- **WORK TO DO**: Set the data down again, exactly as it reads, but without the pictures.

- **RECORDS FOR THE TASK**:
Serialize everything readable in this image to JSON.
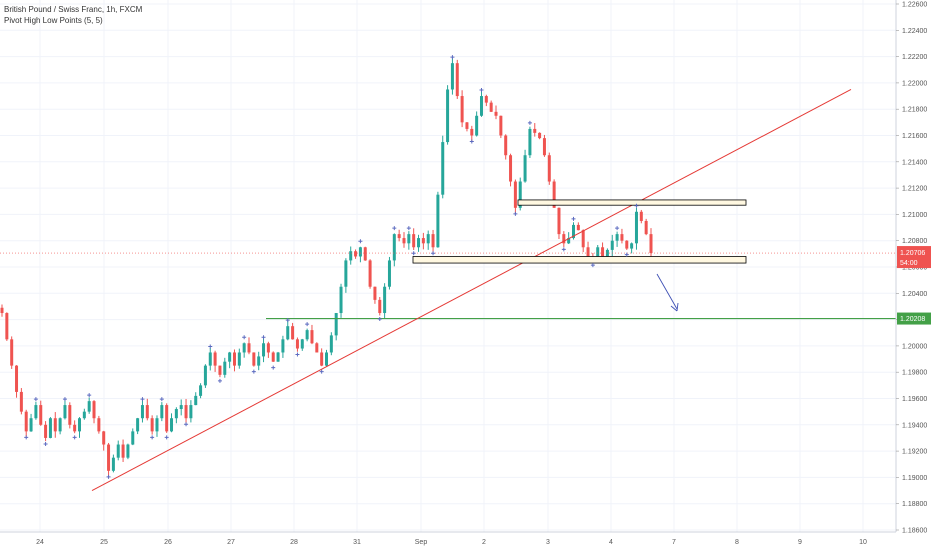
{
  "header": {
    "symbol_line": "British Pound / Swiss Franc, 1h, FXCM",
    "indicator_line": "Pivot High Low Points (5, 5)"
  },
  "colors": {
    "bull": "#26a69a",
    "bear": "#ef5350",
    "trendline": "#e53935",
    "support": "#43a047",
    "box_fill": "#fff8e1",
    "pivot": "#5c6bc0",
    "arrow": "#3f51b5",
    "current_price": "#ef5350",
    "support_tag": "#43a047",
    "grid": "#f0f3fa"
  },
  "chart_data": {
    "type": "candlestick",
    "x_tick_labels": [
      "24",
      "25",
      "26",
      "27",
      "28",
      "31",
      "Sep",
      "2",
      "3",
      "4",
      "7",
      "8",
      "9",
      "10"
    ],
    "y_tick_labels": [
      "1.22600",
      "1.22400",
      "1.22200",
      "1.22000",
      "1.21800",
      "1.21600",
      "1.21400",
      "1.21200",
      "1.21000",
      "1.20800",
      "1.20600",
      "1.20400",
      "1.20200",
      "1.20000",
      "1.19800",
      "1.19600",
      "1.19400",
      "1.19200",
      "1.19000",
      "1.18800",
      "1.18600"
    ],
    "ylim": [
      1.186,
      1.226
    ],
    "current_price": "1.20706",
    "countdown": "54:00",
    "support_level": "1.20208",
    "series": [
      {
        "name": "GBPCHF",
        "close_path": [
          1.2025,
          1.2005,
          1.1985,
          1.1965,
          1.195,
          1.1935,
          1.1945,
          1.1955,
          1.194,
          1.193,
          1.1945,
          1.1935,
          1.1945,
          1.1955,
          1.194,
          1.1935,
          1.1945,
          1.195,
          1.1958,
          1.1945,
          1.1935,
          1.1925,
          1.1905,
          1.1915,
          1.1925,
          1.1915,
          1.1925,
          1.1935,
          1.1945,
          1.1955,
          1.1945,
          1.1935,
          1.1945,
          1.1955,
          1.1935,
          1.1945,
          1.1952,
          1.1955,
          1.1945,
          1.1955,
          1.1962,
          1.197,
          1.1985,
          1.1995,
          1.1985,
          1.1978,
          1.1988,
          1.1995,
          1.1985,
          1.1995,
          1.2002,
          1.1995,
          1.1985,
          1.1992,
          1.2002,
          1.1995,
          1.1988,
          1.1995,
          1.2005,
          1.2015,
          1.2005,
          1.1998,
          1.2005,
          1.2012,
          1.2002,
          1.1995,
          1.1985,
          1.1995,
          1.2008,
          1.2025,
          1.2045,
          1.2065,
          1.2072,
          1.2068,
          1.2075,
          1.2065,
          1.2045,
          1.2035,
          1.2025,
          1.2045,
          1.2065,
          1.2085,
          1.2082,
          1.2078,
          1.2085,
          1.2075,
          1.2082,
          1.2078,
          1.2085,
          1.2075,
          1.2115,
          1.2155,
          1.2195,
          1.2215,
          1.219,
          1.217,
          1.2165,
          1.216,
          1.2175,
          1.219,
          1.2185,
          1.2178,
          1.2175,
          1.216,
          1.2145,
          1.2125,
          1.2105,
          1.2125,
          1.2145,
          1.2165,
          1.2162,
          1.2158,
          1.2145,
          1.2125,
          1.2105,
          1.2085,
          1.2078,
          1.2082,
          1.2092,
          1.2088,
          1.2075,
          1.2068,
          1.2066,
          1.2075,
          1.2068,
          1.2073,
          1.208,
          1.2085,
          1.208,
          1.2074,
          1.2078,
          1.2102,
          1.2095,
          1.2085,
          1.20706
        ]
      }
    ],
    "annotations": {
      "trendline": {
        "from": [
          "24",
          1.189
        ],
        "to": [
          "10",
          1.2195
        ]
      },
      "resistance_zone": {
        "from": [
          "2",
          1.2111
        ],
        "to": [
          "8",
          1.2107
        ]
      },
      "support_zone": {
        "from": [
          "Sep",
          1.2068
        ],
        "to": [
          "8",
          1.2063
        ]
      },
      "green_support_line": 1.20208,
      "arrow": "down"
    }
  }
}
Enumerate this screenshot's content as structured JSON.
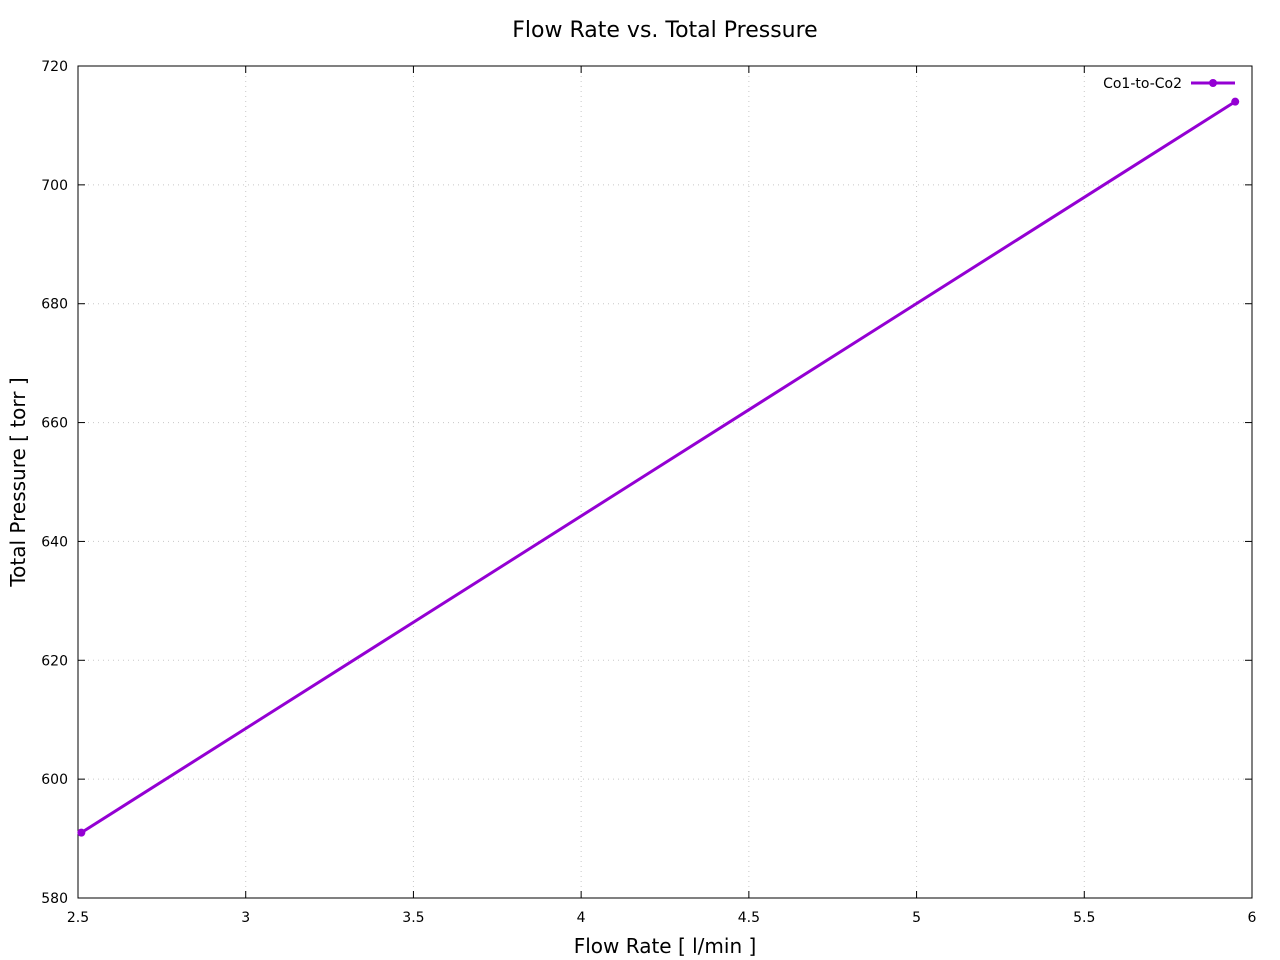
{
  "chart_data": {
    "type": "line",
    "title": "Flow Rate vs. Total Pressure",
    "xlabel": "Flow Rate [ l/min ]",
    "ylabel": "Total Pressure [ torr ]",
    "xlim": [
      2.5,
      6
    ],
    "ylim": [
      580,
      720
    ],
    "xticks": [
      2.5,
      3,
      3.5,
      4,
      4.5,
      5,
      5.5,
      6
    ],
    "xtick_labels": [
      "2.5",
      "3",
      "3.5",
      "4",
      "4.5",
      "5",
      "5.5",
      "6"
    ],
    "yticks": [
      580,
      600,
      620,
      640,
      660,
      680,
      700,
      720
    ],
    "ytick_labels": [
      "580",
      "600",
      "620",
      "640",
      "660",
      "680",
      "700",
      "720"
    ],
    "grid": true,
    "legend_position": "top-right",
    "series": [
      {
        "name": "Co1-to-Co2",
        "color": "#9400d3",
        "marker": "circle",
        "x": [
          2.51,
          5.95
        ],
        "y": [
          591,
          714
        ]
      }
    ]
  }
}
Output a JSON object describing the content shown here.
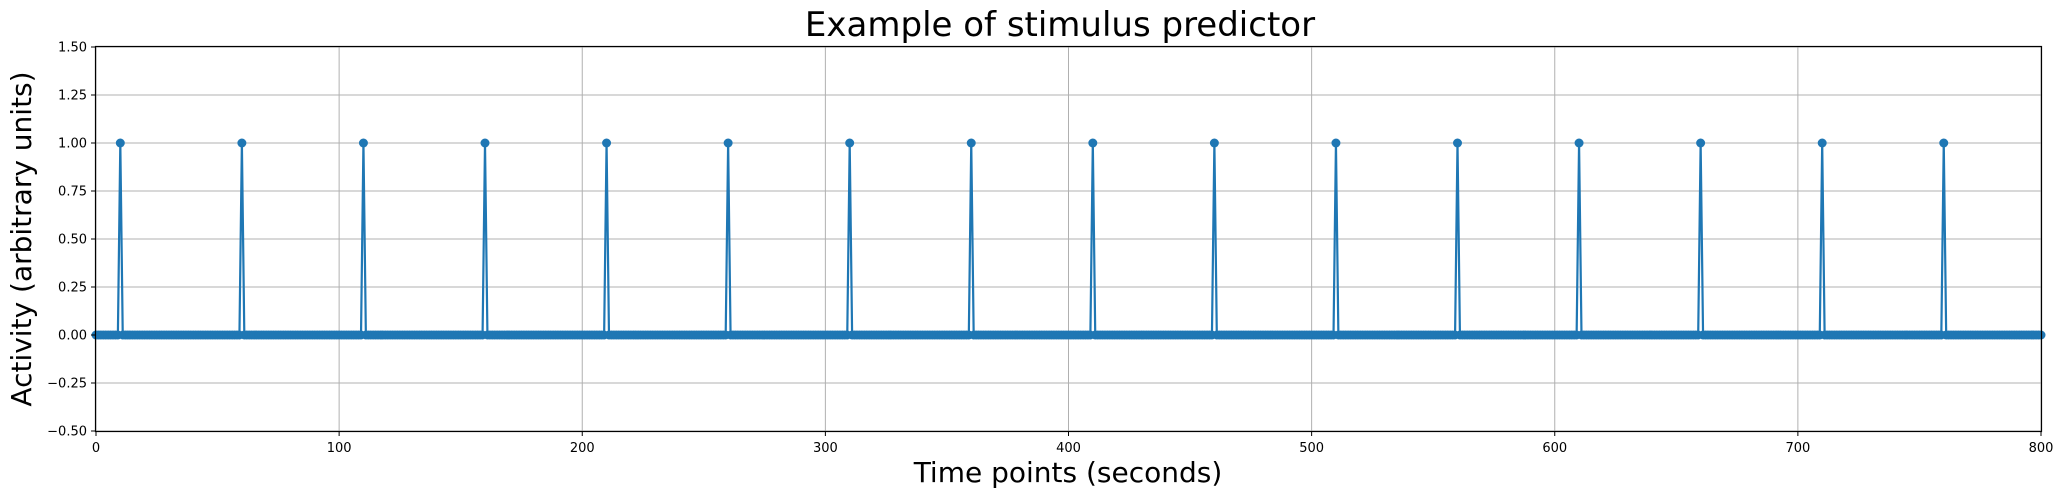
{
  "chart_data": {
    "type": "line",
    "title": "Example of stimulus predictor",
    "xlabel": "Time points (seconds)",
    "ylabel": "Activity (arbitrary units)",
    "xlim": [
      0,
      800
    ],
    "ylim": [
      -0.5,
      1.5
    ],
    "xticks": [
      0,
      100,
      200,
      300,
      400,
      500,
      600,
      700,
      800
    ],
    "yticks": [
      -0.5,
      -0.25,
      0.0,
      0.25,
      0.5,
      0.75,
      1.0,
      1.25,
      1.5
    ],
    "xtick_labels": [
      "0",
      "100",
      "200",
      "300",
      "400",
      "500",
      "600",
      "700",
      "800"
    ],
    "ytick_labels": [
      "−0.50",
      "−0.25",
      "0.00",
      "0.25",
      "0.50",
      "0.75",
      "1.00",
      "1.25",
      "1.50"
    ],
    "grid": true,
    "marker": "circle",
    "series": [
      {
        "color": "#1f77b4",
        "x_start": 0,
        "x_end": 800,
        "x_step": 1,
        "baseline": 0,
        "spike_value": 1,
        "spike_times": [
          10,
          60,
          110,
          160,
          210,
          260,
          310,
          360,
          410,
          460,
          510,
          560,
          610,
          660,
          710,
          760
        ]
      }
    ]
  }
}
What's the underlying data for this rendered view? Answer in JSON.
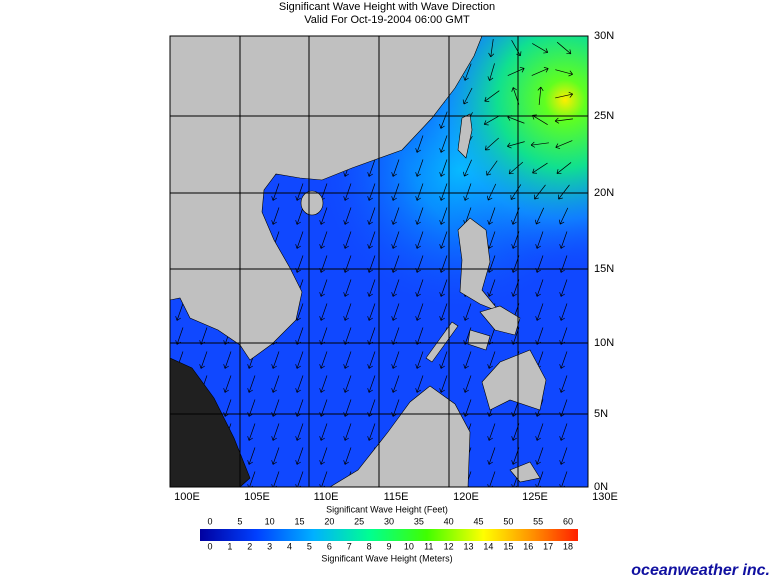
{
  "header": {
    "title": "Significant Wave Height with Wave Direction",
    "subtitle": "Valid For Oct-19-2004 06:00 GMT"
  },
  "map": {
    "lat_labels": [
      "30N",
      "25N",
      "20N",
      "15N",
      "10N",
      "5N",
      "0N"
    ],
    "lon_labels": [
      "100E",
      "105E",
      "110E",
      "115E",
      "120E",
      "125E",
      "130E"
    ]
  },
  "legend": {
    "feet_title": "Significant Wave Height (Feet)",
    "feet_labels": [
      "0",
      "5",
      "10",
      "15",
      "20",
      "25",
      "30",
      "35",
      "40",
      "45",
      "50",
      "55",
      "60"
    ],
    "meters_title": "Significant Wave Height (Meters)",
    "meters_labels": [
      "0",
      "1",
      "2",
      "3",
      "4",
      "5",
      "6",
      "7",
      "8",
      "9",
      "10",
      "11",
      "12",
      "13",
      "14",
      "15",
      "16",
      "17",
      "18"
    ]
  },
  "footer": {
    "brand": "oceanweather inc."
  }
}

- **CORRECT OUTPUT**:
Serialize everything readable in this image to JSON.
{
  "header": {
    "symbol_line": "British Pound / Swiss Franc, 1h, FXCM",
    "indicator_line": "Pivot High Low Points (5, 5)"
  },
  "colors": {
    "bull": "#26a69a",
    "bear": "#ef5350",
    "trendline": "#e53935",
    "support": "#43a047",
    "box_fill": "#fff8e1",
    "pivot": "#5c6bc0",
    "arrow": "#3f51b5",
    "current_price": "#ef5350",
    "support_tag": "#43a047",
    "grid": "#f0f3fa"
  },
  "chart_data": {
    "type": "candlestick",
    "x_tick_labels": [
      "24",
      "25",
      "26",
      "27",
      "28",
      "31",
      "Sep",
      "2",
      "3",
      "4",
      "7",
      "8",
      "9",
      "10"
    ],
    "y_tick_labels": [
      "1.22600",
      "1.22400",
      "1.22200",
      "1.22000",
      "1.21800",
      "1.21600",
      "1.21400",
      "1.21200",
      "1.21000",
      "1.20800",
      "1.20600",
      "1.20400",
      "1.20200",
      "1.20000",
      "1.19800",
      "1.19600",
      "1.19400",
      "1.19200",
      "1.19000",
      "1.18800",
      "1.18600"
    ],
    "ylim": [
      1.186,
      1.226
    ],
    "current_price": "1.20706",
    "countdown": "54:00",
    "support_level": "1.20208",
    "series": [
      {
        "name": "GBPCHF",
        "close_path": [
          1.2025,
          1.2005,
          1.1985,
          1.1965,
          1.195,
          1.1935,
          1.1945,
          1.1955,
          1.194,
          1.193,
          1.1945,
          1.1935,
          1.1945,
          1.1955,
          1.194,
          1.1935,
          1.1945,
          1.195,
          1.1958,
          1.1945,
          1.1935,
          1.1925,
          1.1905,
          1.1915,
          1.1925,
          1.1915,
          1.1925,
          1.1935,
          1.1945,
          1.1955,
          1.1945,
          1.1935,
          1.1945,
          1.1955,
          1.1935,
          1.1945,
          1.1952,
          1.1955,
          1.1945,
          1.1955,
          1.1962,
          1.197,
          1.1985,
          1.1995,
          1.1985,
          1.1978,
          1.1988,
          1.1995,
          1.1985,
          1.1995,
          1.2002,
          1.1995,
          1.1985,
          1.1992,
          1.2002,
          1.1995,
          1.1988,
          1.1995,
          1.2005,
          1.2015,
          1.2005,
          1.1998,
          1.2005,
          1.2012,
          1.2002,
          1.1995,
          1.1985,
          1.1995,
          1.2008,
          1.2025,
          1.2045,
          1.2065,
          1.2072,
          1.2068,
          1.2075,
          1.2065,
          1.2045,
          1.2035,
          1.2025,
          1.2045,
          1.2065,
          1.2085,
          1.2082,
          1.2078,
          1.2085,
          1.2075,
          1.2082,
          1.2078,
          1.2085,
          1.2075,
          1.2115,
          1.2155,
          1.2195,
          1.2215,
          1.219,
          1.217,
          1.2165,
          1.216,
          1.2175,
          1.219,
          1.2185,
          1.2178,
          1.2175,
          1.216,
          1.2145,
          1.2125,
          1.2105,
          1.2125,
          1.2145,
          1.2165,
          1.2162,
          1.2158,
          1.2145,
          1.2125,
          1.2105,
          1.2085,
          1.2078,
          1.2082,
          1.2092,
          1.2088,
          1.2075,
          1.2068,
          1.2066,
          1.2075,
          1.2068,
          1.2073,
          1.208,
          1.2085,
          1.208,
          1.2074,
          1.2078,
          1.2102,
          1.2095,
          1.2085,
          1.20706
        ]
      }
    ],
    "annotations": {
      "trendline": {
        "from": [
          "24",
          1.189
        ],
        "to": [
          "10",
          1.2195
        ]
      },
      "resistance_zone": {
        "from": [
          "2",
          1.2111
        ],
        "to": [
          "8",
          1.2107
        ]
      },
      "support_zone": {
        "from": [
          "Sep",
          1.2068
        ],
        "to": [
          "8",
          1.2063
        ]
      },
      "green_support_line": 1.20208,
      "arrow": "down"
    }
  }
}
Enumerate this screenshot's content as structured JSON.
{
  "chart_data": {
    "type": "line",
    "title": "Flow Rate vs. Total Pressure",
    "xlabel": "Flow Rate [ l/min ]",
    "ylabel": "Total Pressure [ torr ]",
    "xlim": [
      2.5,
      6
    ],
    "ylim": [
      580,
      720
    ],
    "xticks": [
      2.5,
      3,
      3.5,
      4,
      4.5,
      5,
      5.5,
      6
    ],
    "xtick_labels": [
      "2.5",
      "3",
      "3.5",
      "4",
      "4.5",
      "5",
      "5.5",
      "6"
    ],
    "yticks": [
      580,
      600,
      620,
      640,
      660,
      680,
      700,
      720
    ],
    "ytick_labels": [
      "580",
      "600",
      "620",
      "640",
      "660",
      "680",
      "700",
      "720"
    ],
    "grid": true,
    "legend_position": "top-right",
    "series": [
      {
        "name": "Co1-to-Co2",
        "color": "#9400d3",
        "marker": "circle",
        "x": [
          2.51,
          5.95
        ],
        "y": [
          591,
          714
        ]
      }
    ]
  }
}
Output a JSON object describing the content shown here.
{
  "chart_data": {
    "type": "line",
    "title": "Example of stimulus predictor",
    "xlabel": "Time points (seconds)",
    "ylabel": "Activity (arbitrary units)",
    "xlim": [
      0,
      800
    ],
    "ylim": [
      -0.5,
      1.5
    ],
    "xticks": [
      0,
      100,
      200,
      300,
      400,
      500,
      600,
      700,
      800
    ],
    "yticks": [
      -0.5,
      -0.25,
      0.0,
      0.25,
      0.5,
      0.75,
      1.0,
      1.25,
      1.5
    ],
    "xtick_labels": [
      "0",
      "100",
      "200",
      "300",
      "400",
      "500",
      "600",
      "700",
      "800"
    ],
    "ytick_labels": [
      "−0.50",
      "−0.25",
      "0.00",
      "0.25",
      "0.50",
      "0.75",
      "1.00",
      "1.25",
      "1.50"
    ],
    "grid": true,
    "marker": "circle",
    "series": [
      {
        "color": "#1f77b4",
        "x_start": 0,
        "x_end": 800,
        "x_step": 1,
        "baseline": 0,
        "spike_value": 1,
        "spike_times": [
          10,
          60,
          110,
          160,
          210,
          260,
          310,
          360,
          410,
          460,
          510,
          560,
          610,
          660,
          710,
          760
        ]
      }
    ]
  }
}
What's the underlying data for this rendered view? Answer in JSON.
{
  "header": {
    "title": "Significant Wave Height with Wave Direction",
    "subtitle": "Valid For Oct-19-2004 06:00 GMT"
  },
  "map": {
    "lat_labels": [
      "30N",
      "25N",
      "20N",
      "15N",
      "10N",
      "5N",
      "0N"
    ],
    "lon_labels": [
      "100E",
      "105E",
      "110E",
      "115E",
      "120E",
      "125E",
      "130E"
    ]
  },
  "legend": {
    "feet_title": "Significant Wave Height (Feet)",
    "feet_labels": [
      "0",
      "5",
      "10",
      "15",
      "20",
      "25",
      "30",
      "35",
      "40",
      "45",
      "50",
      "55",
      "60"
    ],
    "meters_title": "Significant Wave Height (Meters)",
    "meters_labels": [
      "0",
      "1",
      "2",
      "3",
      "4",
      "5",
      "6",
      "7",
      "8",
      "9",
      "10",
      "11",
      "12",
      "13",
      "14",
      "15",
      "16",
      "17",
      "18"
    ]
  },
  "footer": {
    "brand": "oceanweather inc."
  }
}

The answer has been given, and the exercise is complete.